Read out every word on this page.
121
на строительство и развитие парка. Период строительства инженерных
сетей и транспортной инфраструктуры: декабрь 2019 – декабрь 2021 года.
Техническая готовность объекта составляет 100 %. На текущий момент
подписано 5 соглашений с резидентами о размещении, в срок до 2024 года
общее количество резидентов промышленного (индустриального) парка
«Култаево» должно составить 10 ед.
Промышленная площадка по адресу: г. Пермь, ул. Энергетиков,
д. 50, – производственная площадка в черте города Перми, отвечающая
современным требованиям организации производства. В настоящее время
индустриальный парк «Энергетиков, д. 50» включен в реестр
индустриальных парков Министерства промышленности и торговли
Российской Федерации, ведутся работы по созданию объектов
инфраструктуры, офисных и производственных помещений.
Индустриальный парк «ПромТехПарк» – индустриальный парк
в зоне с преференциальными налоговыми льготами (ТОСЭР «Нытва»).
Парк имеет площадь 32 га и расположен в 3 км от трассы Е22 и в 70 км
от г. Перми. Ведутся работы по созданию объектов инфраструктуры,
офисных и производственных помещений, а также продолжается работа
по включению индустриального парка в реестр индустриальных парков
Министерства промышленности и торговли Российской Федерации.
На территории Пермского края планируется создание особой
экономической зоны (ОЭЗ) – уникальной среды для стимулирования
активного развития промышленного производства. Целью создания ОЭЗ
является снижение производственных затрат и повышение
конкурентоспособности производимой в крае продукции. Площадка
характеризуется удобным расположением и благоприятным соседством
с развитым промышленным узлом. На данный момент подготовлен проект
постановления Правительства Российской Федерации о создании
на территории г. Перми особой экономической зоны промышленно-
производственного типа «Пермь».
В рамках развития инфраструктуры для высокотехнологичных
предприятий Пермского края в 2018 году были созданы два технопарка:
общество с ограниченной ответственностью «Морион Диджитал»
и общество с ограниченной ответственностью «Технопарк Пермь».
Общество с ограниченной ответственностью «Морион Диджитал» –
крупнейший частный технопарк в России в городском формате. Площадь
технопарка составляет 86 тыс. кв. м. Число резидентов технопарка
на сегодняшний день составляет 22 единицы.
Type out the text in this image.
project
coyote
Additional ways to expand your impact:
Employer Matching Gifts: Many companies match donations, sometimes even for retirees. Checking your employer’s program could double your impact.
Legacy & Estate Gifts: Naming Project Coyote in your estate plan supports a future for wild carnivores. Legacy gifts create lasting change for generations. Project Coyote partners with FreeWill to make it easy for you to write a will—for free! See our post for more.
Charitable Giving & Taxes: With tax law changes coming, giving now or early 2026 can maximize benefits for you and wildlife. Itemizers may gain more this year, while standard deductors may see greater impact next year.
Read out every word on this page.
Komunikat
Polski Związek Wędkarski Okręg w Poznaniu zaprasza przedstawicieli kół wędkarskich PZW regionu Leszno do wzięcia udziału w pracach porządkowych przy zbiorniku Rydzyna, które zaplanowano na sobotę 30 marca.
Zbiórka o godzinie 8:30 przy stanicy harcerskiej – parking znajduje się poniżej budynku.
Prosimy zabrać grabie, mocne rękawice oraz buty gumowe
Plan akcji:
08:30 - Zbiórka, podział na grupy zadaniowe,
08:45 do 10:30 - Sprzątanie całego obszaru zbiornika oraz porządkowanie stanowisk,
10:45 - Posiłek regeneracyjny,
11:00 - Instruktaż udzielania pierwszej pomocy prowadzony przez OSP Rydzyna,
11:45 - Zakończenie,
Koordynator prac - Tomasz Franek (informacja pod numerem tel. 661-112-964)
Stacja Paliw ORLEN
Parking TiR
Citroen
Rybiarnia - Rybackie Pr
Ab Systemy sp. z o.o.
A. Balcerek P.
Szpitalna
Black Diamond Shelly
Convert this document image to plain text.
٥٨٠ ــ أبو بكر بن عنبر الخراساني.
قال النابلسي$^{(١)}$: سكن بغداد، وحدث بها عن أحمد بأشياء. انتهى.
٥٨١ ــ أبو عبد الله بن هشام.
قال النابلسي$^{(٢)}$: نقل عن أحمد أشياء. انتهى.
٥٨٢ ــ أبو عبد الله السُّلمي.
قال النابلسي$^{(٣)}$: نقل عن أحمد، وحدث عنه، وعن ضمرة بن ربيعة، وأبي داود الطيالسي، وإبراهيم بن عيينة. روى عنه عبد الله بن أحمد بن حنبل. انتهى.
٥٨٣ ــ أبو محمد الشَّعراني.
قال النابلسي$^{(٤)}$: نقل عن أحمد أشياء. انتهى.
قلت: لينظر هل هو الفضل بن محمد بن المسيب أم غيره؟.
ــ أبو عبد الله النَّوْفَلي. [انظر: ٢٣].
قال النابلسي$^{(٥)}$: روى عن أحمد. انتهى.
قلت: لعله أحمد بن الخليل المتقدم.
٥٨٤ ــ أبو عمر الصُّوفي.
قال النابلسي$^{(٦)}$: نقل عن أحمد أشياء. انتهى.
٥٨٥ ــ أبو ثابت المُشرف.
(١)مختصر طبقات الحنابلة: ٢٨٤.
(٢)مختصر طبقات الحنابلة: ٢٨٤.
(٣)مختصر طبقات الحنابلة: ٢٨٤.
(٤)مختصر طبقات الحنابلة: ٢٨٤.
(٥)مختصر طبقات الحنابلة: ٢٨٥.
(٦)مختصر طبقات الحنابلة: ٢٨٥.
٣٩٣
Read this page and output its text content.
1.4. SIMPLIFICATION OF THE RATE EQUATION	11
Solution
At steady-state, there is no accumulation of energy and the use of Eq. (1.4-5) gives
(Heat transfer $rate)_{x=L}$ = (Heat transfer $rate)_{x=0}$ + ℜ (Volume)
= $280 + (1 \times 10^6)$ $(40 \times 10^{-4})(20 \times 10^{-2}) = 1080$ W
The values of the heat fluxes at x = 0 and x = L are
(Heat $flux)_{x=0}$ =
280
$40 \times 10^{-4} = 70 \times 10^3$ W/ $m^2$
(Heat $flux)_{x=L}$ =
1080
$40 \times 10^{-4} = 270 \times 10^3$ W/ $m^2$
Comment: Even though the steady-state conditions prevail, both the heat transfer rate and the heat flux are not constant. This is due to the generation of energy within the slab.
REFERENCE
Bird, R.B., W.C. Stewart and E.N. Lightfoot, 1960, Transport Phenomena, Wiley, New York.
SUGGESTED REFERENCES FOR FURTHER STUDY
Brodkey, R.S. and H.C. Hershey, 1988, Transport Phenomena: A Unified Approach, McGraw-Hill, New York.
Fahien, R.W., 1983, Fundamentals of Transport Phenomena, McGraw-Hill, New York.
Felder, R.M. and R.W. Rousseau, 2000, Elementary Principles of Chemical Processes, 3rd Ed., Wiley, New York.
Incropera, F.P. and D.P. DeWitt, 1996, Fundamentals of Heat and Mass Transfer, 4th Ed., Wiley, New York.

================

GOAL
Using the data above, reproduce every line exactly.

RESPONSE TO THE TASK
Read out every word on this page.
121
на строительство и развитие парка. Период строительства инженерных
сетей и транспортной инфраструктуры: декабрь 2019 – декабрь 2021 года.
Техническая готовность объекта составляет 100 %. На текущий момент
подписано 5 соглашений с резидентами о размещении, в срок до 2024 года
общее количество резидентов промышленного (индустриального) парка
«Култаево» должно составить 10 ед.
Промышленная площадка по адресу: г. Пермь, ул. Энергетиков,
д. 50, – производственная площадка в черте города Перми, отвечающая
современным требованиям организации производства. В настоящее время
индустриальный парк «Энергетиков, д. 50» включен в реестр
индустриальных парков Министерства промышленности и торговли
Российской Федерации, ведутся работы по созданию объектов
инфраструктуры, офисных и производственных помещений.
Индустриальный парк «ПромТехПарк» – индустриальный парк
в зоне с преференциальными налоговыми льготами (ТОСЭР «Нытва»).
Парк имеет площадь 32 га и расположен в 3 км от трассы Е22 и в 70 км
от г. Перми. Ведутся работы по созданию объектов инфраструктуры,
офисных и производственных помещений, а также продолжается работа
по включению индустриального парка в реестр индустриальных парков
Министерства промышленности и торговли Российской Федерации.
На территории Пермского края планируется создание особой
экономической зоны (ОЭЗ) – уникальной среды для стимулирования
активного развития промышленного производства. Целью создания ОЭЗ
является снижение производственных затрат и повышение
конкурентоспособности производимой в крае продукции. Площадка
характеризуется удобным расположением и благоприятным соседством
с развитым промышленным узлом. На данный момент подготовлен проект
постановления Правительства Российской Федерации о создании
на территории г. Перми особой экономической зоны промышленно-
производственного типа «Пермь».
В рамках развития инфраструктуры для высокотехнологичных
предприятий Пермского края в 2018 году были созданы два технопарка:
общество с ограниченной ответственностью «Морион Диджитал»
и общество с ограниченной ответственностью «Технопарк Пермь».
Общество с ограниченной ответственностью «Морион Диджитал» –
крупнейший частный технопарк в России в городском формате. Площадь
технопарка составляет 86 тыс. кв. м. Число резидентов технопарка
на сегодняшний день составляет 22 единицы.
Type out the text in this image.
project
coyote
Additional ways to expand your impact:
Employer Matching Gifts: Many companies match donations, sometimes even for retirees. Checking your employer’s program could double your impact.
Legacy & Estate Gifts: Naming Project Coyote in your estate plan supports a future for wild carnivores. Legacy gifts create lasting change for generations. Project Coyote partners with FreeWill to make it easy for you to write a will—for free! See our post for more.
Charitable Giving & Taxes: With tax law changes coming, giving now or early 2026 can maximize benefits for you and wildlife. Itemizers may gain more this year, while standard deductors may see greater impact next year.
Read out every word on this page.
Komunikat
Polski Związek Wędkarski Okręg w Poznaniu zaprasza przedstawicieli kół wędkarskich PZW regionu Leszno do wzięcia udziału w pracach porządkowych przy zbiorniku Rydzyna, które zaplanowano na sobotę 30 marca.
Zbiórka o godzinie 8:30 przy stanicy harcerskiej – parking znajduje się poniżej budynku.
Prosimy zabrać grabie, mocne rękawice oraz buty gumowe
Plan akcji:
08:30 - Zbiórka, podział na grupy zadaniowe,
08:45 do 10:30 - Sprzątanie całego obszaru zbiornika oraz porządkowanie stanowisk,
10:45 - Posiłek regeneracyjny,
11:00 - Instruktaż udzielania pierwszej pomocy prowadzony przez OSP Rydzyna,
11:45 - Zakończenie,
Koordynator prac - Tomasz Franek (informacja pod numerem tel. 661-112-964)
Stacja Paliw ORLEN
Parking TiR
Citroen
Rybiarnia - Rybackie Pr
Ab Systemy sp. z o.o.
A. Balcerek P.
Szpitalna
Black Diamond Shelly
Convert this document image to plain text.
٥٨٠ ــ أبو بكر بن عنبر الخراساني.
قال النابلسي$^{(١)}$: سكن بغداد، وحدث بها عن أحمد بأشياء. انتهى.
٥٨١ ــ أبو عبد الله بن هشام.
قال النابلسي$^{(٢)}$: نقل عن أحمد أشياء. انتهى.
٥٨٢ ــ أبو عبد الله السُّلمي.
قال النابلسي$^{(٣)}$: نقل عن أحمد، وحدث عنه، وعن ضمرة بن ربيعة، وأبي داود الطيالسي، وإبراهيم بن عيينة. روى عنه عبد الله بن أحمد بن حنبل. انتهى.
٥٨٣ ــ أبو محمد الشَّعراني.
قال النابلسي$^{(٤)}$: نقل عن أحمد أشياء. انتهى.
قلت: لينظر هل هو الفضل بن محمد بن المسيب أم غيره؟.
ــ أبو عبد الله النَّوْفَلي. [انظر: ٢٣].
قال النابلسي$^{(٥)}$: روى عن أحمد. انتهى.
قلت: لعله أحمد بن الخليل المتقدم.
٥٨٤ ــ أبو عمر الصُّوفي.
قال النابلسي$^{(٦)}$: نقل عن أحمد أشياء. انتهى.
٥٨٥ ــ أبو ثابت المُشرف.
(١)مختصر طبقات الحنابلة: ٢٨٤.
(٢)مختصر طبقات الحنابلة: ٢٨٤.
(٣)مختصر طبقات الحنابلة: ٢٨٤.
(٤)مختصر طبقات الحنابلة: ٢٨٤.
(٥)مختصر طبقات الحنابلة: ٢٨٥.
(٦)مختصر طبقات الحنابلة: ٢٨٥.
٣٩٣
Read this page and output its text content.
1.4. SIMPLIFICATION OF THE RATE EQUATION	11
Solution
At steady-state, there is no accumulation of energy and the use of Eq. (1.4-5) gives
(Heat transfer $rate)_{x=L}$ = (Heat transfer $rate)_{x=0}$ + ℜ (Volume)
= $280 + (1 \times 10^6)$ $(40 \times 10^{-4})(20 \times 10^{-2}) = 1080$ W
The values of the heat fluxes at x = 0 and x = L are
(Heat $flux)_{x=0}$ =
280
$40 \times 10^{-4} = 70 \times 10^3$ W/ $m^2$
(Heat $flux)_{x=L}$ =
1080
$40 \times 10^{-4} = 270 \times 10^3$ W/ $m^2$
Comment: Even though the steady-state conditions prevail, both the heat transfer rate and the heat flux are not constant. This is due to the generation of energy within the slab.
REFERENCE
Bird, R.B., W.C. Stewart and E.N. Lightfoot, 1960, Transport Phenomena, Wiley, New York.
SUGGESTED REFERENCES FOR FURTHER STUDY
Brodkey, R.S. and H.C. Hershey, 1988, Transport Phenomena: A Unified Approach, McGraw-Hill, New York.
Fahien, R.W., 1983, Fundamentals of Transport Phenomena, McGraw-Hill, New York.
Felder, R.M. and R.W. Rousseau, 2000, Elementary Principles of Chemical Processes, 3rd Ed., Wiley, New York.
Incropera, F.P. and D.P. DeWitt, 1996, Fundamentals of Heat and Mass Transfer, 4th Ed., Wiley, New York.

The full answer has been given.